[BEGIN Excerpted records]
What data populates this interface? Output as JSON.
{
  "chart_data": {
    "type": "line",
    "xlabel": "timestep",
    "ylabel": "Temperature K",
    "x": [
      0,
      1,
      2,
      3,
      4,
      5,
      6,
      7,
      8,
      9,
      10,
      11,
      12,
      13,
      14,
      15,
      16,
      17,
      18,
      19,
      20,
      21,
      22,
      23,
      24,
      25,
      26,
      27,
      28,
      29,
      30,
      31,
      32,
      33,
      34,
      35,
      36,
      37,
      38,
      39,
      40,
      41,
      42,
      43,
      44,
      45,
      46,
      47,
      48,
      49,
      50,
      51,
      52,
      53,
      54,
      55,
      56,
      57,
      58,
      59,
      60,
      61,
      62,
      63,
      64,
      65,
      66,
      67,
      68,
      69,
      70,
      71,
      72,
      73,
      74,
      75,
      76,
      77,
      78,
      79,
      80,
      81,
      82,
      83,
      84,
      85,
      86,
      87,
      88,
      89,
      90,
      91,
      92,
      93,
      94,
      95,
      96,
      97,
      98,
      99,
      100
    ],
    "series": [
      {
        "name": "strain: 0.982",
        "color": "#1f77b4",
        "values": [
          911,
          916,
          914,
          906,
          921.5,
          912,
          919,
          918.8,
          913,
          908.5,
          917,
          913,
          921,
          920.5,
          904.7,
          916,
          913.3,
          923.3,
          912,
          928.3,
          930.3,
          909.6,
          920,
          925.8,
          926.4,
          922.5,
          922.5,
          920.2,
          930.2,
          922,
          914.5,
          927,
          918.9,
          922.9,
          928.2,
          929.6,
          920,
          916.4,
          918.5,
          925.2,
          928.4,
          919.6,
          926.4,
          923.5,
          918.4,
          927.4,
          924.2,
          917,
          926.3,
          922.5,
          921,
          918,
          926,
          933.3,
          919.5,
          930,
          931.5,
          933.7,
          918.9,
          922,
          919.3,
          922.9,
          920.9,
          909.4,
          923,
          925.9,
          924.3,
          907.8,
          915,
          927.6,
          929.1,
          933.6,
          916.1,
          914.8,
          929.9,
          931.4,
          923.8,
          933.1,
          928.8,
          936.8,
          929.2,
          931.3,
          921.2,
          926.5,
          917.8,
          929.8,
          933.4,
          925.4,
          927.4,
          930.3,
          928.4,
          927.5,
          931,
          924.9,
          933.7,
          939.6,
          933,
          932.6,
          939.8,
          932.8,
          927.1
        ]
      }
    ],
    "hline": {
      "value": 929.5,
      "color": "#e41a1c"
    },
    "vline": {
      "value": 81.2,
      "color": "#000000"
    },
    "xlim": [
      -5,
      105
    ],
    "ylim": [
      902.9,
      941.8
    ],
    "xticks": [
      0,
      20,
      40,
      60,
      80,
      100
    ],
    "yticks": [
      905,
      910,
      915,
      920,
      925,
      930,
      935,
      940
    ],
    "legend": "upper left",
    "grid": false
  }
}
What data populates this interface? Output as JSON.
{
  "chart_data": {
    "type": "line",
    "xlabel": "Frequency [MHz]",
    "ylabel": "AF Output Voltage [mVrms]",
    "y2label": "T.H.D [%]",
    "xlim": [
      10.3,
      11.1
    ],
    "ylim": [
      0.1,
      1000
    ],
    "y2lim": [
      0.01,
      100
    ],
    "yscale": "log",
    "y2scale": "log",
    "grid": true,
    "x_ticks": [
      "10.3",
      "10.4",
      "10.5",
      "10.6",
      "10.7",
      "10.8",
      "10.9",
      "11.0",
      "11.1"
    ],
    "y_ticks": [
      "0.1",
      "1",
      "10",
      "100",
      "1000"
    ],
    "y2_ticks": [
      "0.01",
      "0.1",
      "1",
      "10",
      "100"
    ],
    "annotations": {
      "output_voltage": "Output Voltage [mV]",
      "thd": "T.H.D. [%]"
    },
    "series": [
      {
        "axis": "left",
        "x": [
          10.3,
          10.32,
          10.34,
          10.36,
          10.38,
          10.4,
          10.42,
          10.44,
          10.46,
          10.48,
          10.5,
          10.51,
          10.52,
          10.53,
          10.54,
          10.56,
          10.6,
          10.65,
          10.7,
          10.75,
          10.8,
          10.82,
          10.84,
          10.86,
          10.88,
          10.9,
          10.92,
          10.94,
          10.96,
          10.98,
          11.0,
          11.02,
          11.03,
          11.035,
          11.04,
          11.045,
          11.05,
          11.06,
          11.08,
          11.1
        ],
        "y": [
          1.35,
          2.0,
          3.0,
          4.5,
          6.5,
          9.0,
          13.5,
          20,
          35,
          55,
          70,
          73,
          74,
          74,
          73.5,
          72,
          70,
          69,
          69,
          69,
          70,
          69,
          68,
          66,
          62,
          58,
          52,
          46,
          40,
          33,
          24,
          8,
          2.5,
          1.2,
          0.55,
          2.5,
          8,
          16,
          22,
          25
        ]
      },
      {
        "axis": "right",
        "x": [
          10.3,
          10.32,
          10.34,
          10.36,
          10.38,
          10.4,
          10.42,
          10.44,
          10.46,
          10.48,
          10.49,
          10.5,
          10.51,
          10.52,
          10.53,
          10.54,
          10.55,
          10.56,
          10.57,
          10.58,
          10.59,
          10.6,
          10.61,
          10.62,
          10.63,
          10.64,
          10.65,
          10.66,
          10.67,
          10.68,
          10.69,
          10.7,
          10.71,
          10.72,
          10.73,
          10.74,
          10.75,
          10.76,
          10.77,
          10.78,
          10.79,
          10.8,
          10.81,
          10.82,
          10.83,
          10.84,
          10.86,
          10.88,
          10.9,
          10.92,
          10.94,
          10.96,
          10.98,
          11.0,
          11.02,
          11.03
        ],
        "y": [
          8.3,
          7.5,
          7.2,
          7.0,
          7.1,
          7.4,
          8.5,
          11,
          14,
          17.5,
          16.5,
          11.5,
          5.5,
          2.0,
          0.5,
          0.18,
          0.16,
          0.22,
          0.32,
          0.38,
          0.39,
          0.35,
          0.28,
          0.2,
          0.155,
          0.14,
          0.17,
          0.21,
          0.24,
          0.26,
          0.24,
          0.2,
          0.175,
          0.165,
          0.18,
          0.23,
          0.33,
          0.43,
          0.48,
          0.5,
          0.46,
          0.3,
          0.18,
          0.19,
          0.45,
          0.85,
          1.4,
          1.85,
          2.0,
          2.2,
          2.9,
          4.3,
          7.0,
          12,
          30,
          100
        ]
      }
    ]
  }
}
[END Excerpted records]
## Required work
Copy out every line that includes the word "color".

## Answer to this exercise
        "color": "#1f77b4",
      "color": "#e41a1c"
      "color": "#000000"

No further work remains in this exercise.